The task:
In the data that follows, count every line holding the string "each" and give the count alone.

Records:
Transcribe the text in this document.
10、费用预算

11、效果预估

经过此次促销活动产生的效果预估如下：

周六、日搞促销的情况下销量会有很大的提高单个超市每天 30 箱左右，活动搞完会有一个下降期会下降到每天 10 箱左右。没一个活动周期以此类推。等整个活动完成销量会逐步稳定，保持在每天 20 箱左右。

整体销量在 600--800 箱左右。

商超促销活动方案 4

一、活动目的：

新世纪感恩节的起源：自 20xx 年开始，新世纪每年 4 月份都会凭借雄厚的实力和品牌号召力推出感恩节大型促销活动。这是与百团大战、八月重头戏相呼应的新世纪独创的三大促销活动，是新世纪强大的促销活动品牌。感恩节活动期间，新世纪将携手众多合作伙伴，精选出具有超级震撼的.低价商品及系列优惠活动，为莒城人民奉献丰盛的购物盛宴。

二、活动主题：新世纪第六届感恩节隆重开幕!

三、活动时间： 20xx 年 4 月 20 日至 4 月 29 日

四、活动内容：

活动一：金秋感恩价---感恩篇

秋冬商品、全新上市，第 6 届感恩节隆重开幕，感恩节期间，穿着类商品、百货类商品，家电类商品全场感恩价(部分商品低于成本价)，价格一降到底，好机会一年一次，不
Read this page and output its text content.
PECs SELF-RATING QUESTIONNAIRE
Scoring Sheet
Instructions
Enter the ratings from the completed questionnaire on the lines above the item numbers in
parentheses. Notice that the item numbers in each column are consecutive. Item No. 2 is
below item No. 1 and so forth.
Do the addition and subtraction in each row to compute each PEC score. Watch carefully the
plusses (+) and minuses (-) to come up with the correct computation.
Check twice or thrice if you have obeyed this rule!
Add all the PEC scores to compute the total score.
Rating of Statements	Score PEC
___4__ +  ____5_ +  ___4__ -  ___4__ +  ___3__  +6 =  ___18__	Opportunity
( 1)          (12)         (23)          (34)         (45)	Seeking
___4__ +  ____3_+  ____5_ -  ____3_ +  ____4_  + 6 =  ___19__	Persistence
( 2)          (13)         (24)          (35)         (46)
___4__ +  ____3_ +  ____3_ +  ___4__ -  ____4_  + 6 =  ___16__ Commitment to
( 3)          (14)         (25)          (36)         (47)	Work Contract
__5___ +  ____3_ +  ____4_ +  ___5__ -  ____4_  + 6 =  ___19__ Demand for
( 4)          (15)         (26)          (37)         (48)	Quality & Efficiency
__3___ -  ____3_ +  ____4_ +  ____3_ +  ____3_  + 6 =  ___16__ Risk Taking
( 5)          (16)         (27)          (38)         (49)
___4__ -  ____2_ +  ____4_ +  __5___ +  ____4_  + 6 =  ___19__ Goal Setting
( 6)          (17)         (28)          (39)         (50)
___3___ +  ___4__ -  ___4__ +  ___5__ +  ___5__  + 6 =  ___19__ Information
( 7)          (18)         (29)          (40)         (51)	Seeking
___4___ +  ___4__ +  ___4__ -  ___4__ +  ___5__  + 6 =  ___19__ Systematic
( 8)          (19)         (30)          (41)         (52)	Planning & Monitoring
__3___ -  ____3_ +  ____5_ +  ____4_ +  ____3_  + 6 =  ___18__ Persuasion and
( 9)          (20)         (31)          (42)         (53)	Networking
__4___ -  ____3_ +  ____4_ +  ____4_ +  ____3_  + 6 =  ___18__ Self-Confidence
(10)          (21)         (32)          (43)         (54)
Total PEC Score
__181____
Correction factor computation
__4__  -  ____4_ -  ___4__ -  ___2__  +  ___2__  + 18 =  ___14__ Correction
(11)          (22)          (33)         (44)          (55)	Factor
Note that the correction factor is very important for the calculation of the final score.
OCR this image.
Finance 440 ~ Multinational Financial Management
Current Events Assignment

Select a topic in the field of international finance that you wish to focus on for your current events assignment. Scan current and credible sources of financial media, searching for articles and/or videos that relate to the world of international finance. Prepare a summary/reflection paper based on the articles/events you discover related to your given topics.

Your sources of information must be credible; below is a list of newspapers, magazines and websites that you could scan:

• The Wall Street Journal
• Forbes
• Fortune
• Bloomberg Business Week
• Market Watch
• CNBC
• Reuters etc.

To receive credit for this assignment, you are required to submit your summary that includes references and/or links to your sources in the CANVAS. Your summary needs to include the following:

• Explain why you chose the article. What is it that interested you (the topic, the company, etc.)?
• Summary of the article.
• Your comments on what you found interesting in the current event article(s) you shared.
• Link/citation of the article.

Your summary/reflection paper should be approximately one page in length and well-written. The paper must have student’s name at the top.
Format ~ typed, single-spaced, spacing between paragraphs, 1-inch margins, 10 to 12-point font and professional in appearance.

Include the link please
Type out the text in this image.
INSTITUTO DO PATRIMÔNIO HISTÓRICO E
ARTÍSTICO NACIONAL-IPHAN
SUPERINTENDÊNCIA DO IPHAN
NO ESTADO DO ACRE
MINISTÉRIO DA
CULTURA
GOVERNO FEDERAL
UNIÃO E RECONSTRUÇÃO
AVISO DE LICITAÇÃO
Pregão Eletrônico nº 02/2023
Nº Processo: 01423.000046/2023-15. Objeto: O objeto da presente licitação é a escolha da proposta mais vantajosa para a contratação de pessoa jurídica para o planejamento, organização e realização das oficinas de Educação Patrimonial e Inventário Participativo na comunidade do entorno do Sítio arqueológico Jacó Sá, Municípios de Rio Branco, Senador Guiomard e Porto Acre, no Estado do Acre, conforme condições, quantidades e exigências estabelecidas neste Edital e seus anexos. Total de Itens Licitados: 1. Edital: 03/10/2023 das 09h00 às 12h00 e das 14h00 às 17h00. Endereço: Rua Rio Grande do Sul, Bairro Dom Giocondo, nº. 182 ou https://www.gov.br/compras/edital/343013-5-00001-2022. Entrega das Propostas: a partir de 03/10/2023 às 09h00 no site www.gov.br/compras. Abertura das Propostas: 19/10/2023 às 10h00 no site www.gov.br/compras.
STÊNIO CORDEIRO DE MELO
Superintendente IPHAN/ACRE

Output:
2